§ HOW TO COMPLETE THIS TASK
Reproduce the listing exactly and skip over any pictures.

§ LISTED RECORDS

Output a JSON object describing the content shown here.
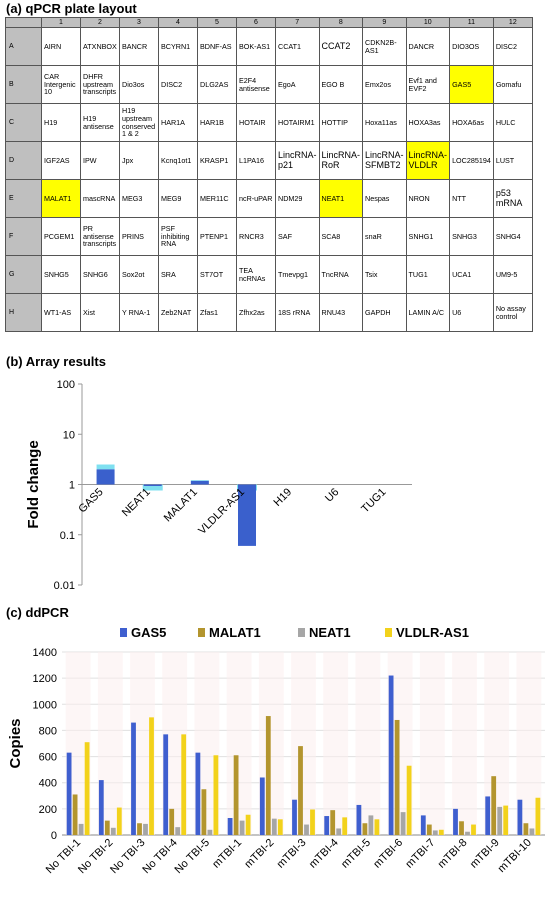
{
  "sections": {
    "a_title": "(a) qPCR plate layout",
    "b_title": "(b) Array results",
    "c_title": "(c) ddPCR"
  },
  "plate": {
    "columns": [
      "1",
      "2",
      "3",
      "4",
      "5",
      "6",
      "7",
      "8",
      "9",
      "10",
      "11",
      "12"
    ],
    "highlight_color": "#ffff00",
    "rows": [
      {
        "label": "A",
        "cells": [
          {
            "text": "AIRN"
          },
          {
            "text": "ATXNBOX"
          },
          {
            "text": "BANCR"
          },
          {
            "text": "BCYRN1"
          },
          {
            "text": "BDNF-AS"
          },
          {
            "text": "BOK-AS1"
          },
          {
            "text": "CCAT1"
          },
          {
            "text": "CCAT2",
            "big": true
          },
          {
            "text": "CDKN2B-AS1"
          },
          {
            "text": "DANCR"
          },
          {
            "text": "DIO3OS"
          },
          {
            "text": "DISC2"
          }
        ]
      },
      {
        "label": "B",
        "cells": [
          {
            "text": "CAR Intergenic 10"
          },
          {
            "text": "DHFR upstream transcripts"
          },
          {
            "text": "Dio3os"
          },
          {
            "text": "DISC2"
          },
          {
            "text": "DLG2AS"
          },
          {
            "text": "E2F4 antisense"
          },
          {
            "text": "EgoA"
          },
          {
            "text": "EGO B"
          },
          {
            "text": "Emx2os"
          },
          {
            "text": "Evf1 and EVF2"
          },
          {
            "text": "GAS5",
            "hl": true
          },
          {
            "text": "Gomafu"
          }
        ]
      },
      {
        "label": "C",
        "cells": [
          {
            "text": "H19"
          },
          {
            "text": "H19 antisense"
          },
          {
            "text": "H19 upstream conserved 1 & 2"
          },
          {
            "text": "HAR1A"
          },
          {
            "text": "HAR1B"
          },
          {
            "text": "HOTAIR"
          },
          {
            "text": "HOTAIRM1"
          },
          {
            "text": "HOTTIP"
          },
          {
            "text": "Hoxa11as"
          },
          {
            "text": "HOXA3as"
          },
          {
            "text": "HOXA6as"
          },
          {
            "text": "HULC"
          }
        ]
      },
      {
        "label": "D",
        "cells": [
          {
            "text": "IGF2AS"
          },
          {
            "text": "IPW"
          },
          {
            "text": "Jpx"
          },
          {
            "text": "Kcnq1ot1"
          },
          {
            "text": "KRASP1"
          },
          {
            "text": "L1PA16"
          },
          {
            "text": "LincRNA-p21",
            "big": true
          },
          {
            "text": "LincRNA-RoR",
            "big": true
          },
          {
            "text": "LincRNA-SFMBT2",
            "big": true
          },
          {
            "text": "LincRNA-VLDLR",
            "big": true,
            "hl": true
          },
          {
            "text": "LOC285194"
          },
          {
            "text": "LUST"
          }
        ]
      },
      {
        "label": "E",
        "cells": [
          {
            "text": "MALAT1",
            "hl": true
          },
          {
            "text": "mascRNA"
          },
          {
            "text": "MEG3"
          },
          {
            "text": "MEG9"
          },
          {
            "text": "MER11C"
          },
          {
            "text": "ncR-uPAR"
          },
          {
            "text": "NDM29"
          },
          {
            "text": "NEAT1",
            "hl": true
          },
          {
            "text": "Nespas"
          },
          {
            "text": "NRON"
          },
          {
            "text": "NTT"
          },
          {
            "text": "p53 mRNA",
            "big": true
          }
        ]
      },
      {
        "label": "F",
        "cells": [
          {
            "text": "PCGEM1"
          },
          {
            "text": "PR antisense transcripts"
          },
          {
            "text": "PRINS"
          },
          {
            "text": "PSF inhibiting RNA"
          },
          {
            "text": "PTENP1"
          },
          {
            "text": "RNCR3"
          },
          {
            "text": "SAF"
          },
          {
            "text": "SCA8"
          },
          {
            "text": "snaR"
          },
          {
            "text": "SNHG1"
          },
          {
            "text": "SNHG3"
          },
          {
            "text": "SNHG4"
          }
        ]
      },
      {
        "label": "G",
        "cells": [
          {
            "text": "SNHG5"
          },
          {
            "text": "SNHG6"
          },
          {
            "text": "Sox2ot"
          },
          {
            "text": "SRA"
          },
          {
            "text": "ST7OT"
          },
          {
            "text": "TEA ncRNAs"
          },
          {
            "text": "Tmevpg1"
          },
          {
            "text": "TncRNA"
          },
          {
            "text": "Tsix"
          },
          {
            "text": "TUG1"
          },
          {
            "text": "UCA1"
          },
          {
            "text": "UM9-5"
          }
        ]
      },
      {
        "label": "H",
        "cells": [
          {
            "text": "WT1-AS"
          },
          {
            "text": "Xist"
          },
          {
            "text": "Y RNA-1"
          },
          {
            "text": "Zeb2NAT"
          },
          {
            "text": "Zfas1"
          },
          {
            "text": "Zfhx2as"
          },
          {
            "text": "18S rRNA"
          },
          {
            "text": "RNU43"
          },
          {
            "text": "GAPDH"
          },
          {
            "text": "LAMIN A/C"
          },
          {
            "text": "U6"
          },
          {
            "text": "No assay control"
          }
        ]
      }
    ]
  },
  "chart_data": [
    {
      "type": "bar",
      "title": "",
      "ylabel": "Fold change",
      "xlabel": "",
      "yscale": "log",
      "ylim": [
        0.01,
        100
      ],
      "yticks": [
        "0.01",
        "0.1",
        "1",
        "10",
        "100"
      ],
      "categories": [
        "GAS5",
        "NEAT1",
        "MALAT1",
        "VLDLR-AS1",
        "H19",
        "U6",
        "TUG1"
      ],
      "values": [
        2.0,
        0.98,
        1.18,
        0.06,
        1,
        1,
        1
      ],
      "error_upper": [
        2.5,
        1.0,
        1.22,
        1.0,
        1,
        1,
        1
      ],
      "bar_color": "#3a60cc",
      "error_color": "#7fe0f0",
      "grid": false
    },
    {
      "type": "bar",
      "title": "",
      "ylabel": "Copies",
      "xlabel": "",
      "ylim": [
        0,
        1400
      ],
      "yticks": [
        "0",
        "200",
        "400",
        "600",
        "800",
        "1000",
        "1200",
        "1400"
      ],
      "categories": [
        "No TBI-1",
        "No TBI-2",
        "No TBI-3",
        "No TBI-4",
        "No TBI-5",
        "mTBI-1",
        "mTBI-2",
        "mTBI-3",
        "mTBI-4",
        "mTBI-5",
        "mTBI-6",
        "mTBI-7",
        "mTBI-8",
        "mTBI-9",
        "mTBI-10"
      ],
      "series": [
        {
          "name": "GAS5",
          "color": "#3f5fcf",
          "values": [
            630,
            420,
            860,
            770,
            630,
            130,
            440,
            270,
            145,
            230,
            1220,
            150,
            200,
            295,
            270
          ]
        },
        {
          "name": "MALAT1",
          "color": "#b3952e",
          "values": [
            310,
            110,
            90,
            200,
            350,
            610,
            910,
            680,
            190,
            90,
            880,
            80,
            105,
            450,
            90
          ]
        },
        {
          "name": "NEAT1",
          "color": "#a6a6a6",
          "values": [
            85,
            55,
            85,
            60,
            40,
            110,
            125,
            80,
            50,
            150,
            175,
            35,
            25,
            215,
            50
          ]
        },
        {
          "name": "VLDLR-AS1",
          "color": "#f2d21b",
          "values": [
            710,
            210,
            900,
            770,
            610,
            155,
            120,
            195,
            135,
            120,
            530,
            40,
            80,
            225,
            285
          ]
        }
      ],
      "legend": "top",
      "grid": true
    }
  ]
}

§ REPLY TO THE TASK
Output a JSON object describing the content shown here.
{
  "sections": {
    "a_title": "(a) qPCR plate layout",
    "b_title": "(b) Array results",
    "c_title": "(c) ddPCR"
  },
  "plate": {
    "columns": [
      "1",
      "2",
      "3",
      "4",
      "5",
      "6",
      "7",
      "8",
      "9",
      "10",
      "11",
      "12"
    ],
    "highlight_color": "#ffff00",
    "rows": [
      {
        "label": "A",
        "cells": [
          {
            "text": "AIRN"
          },
          {
            "text": "ATXNBOX"
          },
          {
            "text": "BANCR"
          },
          {
            "text": "BCYRN1"
          },
          {
            "text": "BDNF-AS"
          },
          {
            "text": "BOK-AS1"
          },
          {
            "text": "CCAT1"
          },
          {
            "text": "CCAT2",
            "big": true
          },
          {
            "text": "CDKN2B-AS1"
          },
          {
            "text": "DANCR"
          },
          {
            "text": "DIO3OS"
          },
          {
            "text": "DISC2"
          }
        ]
      },
      {
        "label": "B",
        "cells": [
          {
            "text": "CAR Intergenic 10"
          },
          {
            "text": "DHFR upstream transcripts"
          },
          {
            "text": "Dio3os"
          },
          {
            "text": "DISC2"
          },
          {
            "text": "DLG2AS"
          },
          {
            "text": "E2F4 antisense"
          },
          {
            "text": "EgoA"
          },
          {
            "text": "EGO B"
          },
          {
            "text": "Emx2os"
          },
          {
            "text": "Evf1 and EVF2"
          },
          {
            "text": "GAS5",
            "hl": true
          },
          {
            "text": "Gomafu"
          }
        ]
      },
      {
        "label": "C",
        "cells": [
          {
            "text": "H19"
          },
          {
            "text": "H19 antisense"
          },
          {
            "text": "H19 upstream conserved 1 & 2"
          },
          {
            "text": "HAR1A"
          },
          {
            "text": "HAR1B"
          },
          {
            "text": "HOTAIR"
          },
          {
            "text": "HOTAIRM1"
          },
          {
            "text": "HOTTIP"
          },
          {
            "text": "Hoxa11as"
          },
          {
            "text": "HOXA3as"
          },
          {
            "text": "HOXA6as"
          },
          {
            "text": "HULC"
          }
        ]
      },
      {
        "label": "D",
        "cells": [
          {
            "text": "IGF2AS"
          },
          {
            "text": "IPW"
          },
          {
            "text": "Jpx"
          },
          {
            "text": "Kcnq1ot1"
          },
          {
            "text": "KRASP1"
          },
          {
            "text": "L1PA16"
          },
          {
            "text": "LincRNA-p21",
            "big": true
          },
          {
            "text": "LincRNA-RoR",
            "big": true
          },
          {
            "text": "LincRNA-SFMBT2",
            "big": true
          },
          {
            "text": "LincRNA-VLDLR",
            "big": true,
            "hl": true
          },
          {
            "text": "LOC285194"
          },
          {
            "text": "LUST"
          }
        ]
      },
      {
        "label": "E",
        "cells": [
          {
            "text": "MALAT1",
            "hl": true
          },
          {
            "text": "mascRNA"
          },
          {
            "text": "MEG3"
          },
          {
            "text": "MEG9"
          },
          {
            "text": "MER11C"
          },
          {
            "text": "ncR-uPAR"
          },
          {
            "text": "NDM29"
          },
          {
            "text": "NEAT1",
            "hl": true
          },
          {
            "text": "Nespas"
          },
          {
            "text": "NRON"
          },
          {
            "text": "NTT"
          },
          {
            "text": "p53 mRNA",
            "big": true
          }
        ]
      },
      {
        "label": "F",
        "cells": [
          {
            "text": "PCGEM1"
          },
          {
            "text": "PR antisense transcripts"
          },
          {
            "text": "PRINS"
          },
          {
            "text": "PSF inhibiting RNA"
          },
          {
            "text": "PTENP1"
          },
          {
            "text": "RNCR3"
          },
          {
            "text": "SAF"
          },
          {
            "text": "SCA8"
          },
          {
            "text": "snaR"
          },
          {
            "text": "SNHG1"
          },
          {
            "text": "SNHG3"
          },
          {
            "text": "SNHG4"
          }
        ]
      },
      {
        "label": "G",
        "cells": [
          {
            "text": "SNHG5"
          },
          {
            "text": "SNHG6"
          },
          {
            "text": "Sox2ot"
          },
          {
            "text": "SRA"
          },
          {
            "text": "ST7OT"
          },
          {
            "text": "TEA ncRNAs"
          },
          {
            "text": "Tmevpg1"
          },
          {
            "text": "TncRNA"
          },
          {
            "text": "Tsix"
          },
          {
            "text": "TUG1"
          },
          {
            "text": "UCA1"
          },
          {
            "text": "UM9-5"
          }
        ]
      },
      {
        "label": "H",
        "cells": [
          {
            "text": "WT1-AS"
          },
          {
            "text": "Xist"
          },
          {
            "text": "Y RNA-1"
          },
          {
            "text": "Zeb2NAT"
          },
          {
            "text": "Zfas1"
          },
          {
            "text": "Zfhx2as"
          },
          {
            "text": "18S rRNA"
          },
          {
            "text": "RNU43"
          },
          {
            "text": "GAPDH"
          },
          {
            "text": "LAMIN A/C"
          },
          {
            "text": "U6"
          },
          {
            "text": "No assay control"
          }
        ]
      }
    ]
  },
  "chart_data": [
    {
      "type": "bar",
      "title": "",
      "ylabel": "Fold change",
      "xlabel": "",
      "yscale": "log",
      "ylim": [
        0.01,
        100
      ],
      "yticks": [
        "0.01",
        "0.1",
        "1",
        "10",
        "100"
      ],
      "categories": [
        "GAS5",
        "NEAT1",
        "MALAT1",
        "VLDLR-AS1",
        "H19",
        "U6",
        "TUG1"
      ],
      "values": [
        2.0,
        0.98,
        1.18,
        0.06,
        1,
        1,
        1
      ],
      "error_upper": [
        2.5,
        1.0,
        1.22,
        1.0,
        1,
        1,
        1
      ],
      "bar_color": "#3a60cc",
      "error_color": "#7fe0f0",
      "grid": false
    },
    {
      "type": "bar",
      "title": "",
      "ylabel": "Copies",
      "xlabel": "",
      "ylim": [
        0,
        1400
      ],
      "yticks": [
        "0",
        "200",
        "400",
        "600",
        "800",
        "1000",
        "1200",
        "1400"
      ],
      "categories": [
        "No TBI-1",
        "No TBI-2",
        "No TBI-3",
        "No TBI-4",
        "No TBI-5",
        "mTBI-1",
        "mTBI-2",
        "mTBI-3",
        "mTBI-4",
        "mTBI-5",
        "mTBI-6",
        "mTBI-7",
        "mTBI-8",
        "mTBI-9",
        "mTBI-10"
      ],
      "series": [
        {
          "name": "GAS5",
          "color": "#3f5fcf",
          "values": [
            630,
            420,
            860,
            770,
            630,
            130,
            440,
            270,
            145,
            230,
            1220,
            150,
            200,
            295,
            270
          ]
        },
        {
          "name": "MALAT1",
          "color": "#b3952e",
          "values": [
            310,
            110,
            90,
            200,
            350,
            610,
            910,
            680,
            190,
            90,
            880,
            80,
            105,
            450,
            90
          ]
        },
        {
          "name": "NEAT1",
          "color": "#a6a6a6",
          "values": [
            85,
            55,
            85,
            60,
            40,
            110,
            125,
            80,
            50,
            150,
            175,
            35,
            25,
            215,
            50
          ]
        },
        {
          "name": "VLDLR-AS1",
          "color": "#f2d21b",
          "values": [
            710,
            210,
            900,
            770,
            610,
            155,
            120,
            195,
            135,
            120,
            530,
            40,
            80,
            225,
            285
          ]
        }
      ],
      "legend": "top",
      "grid": true
    }
  ]
}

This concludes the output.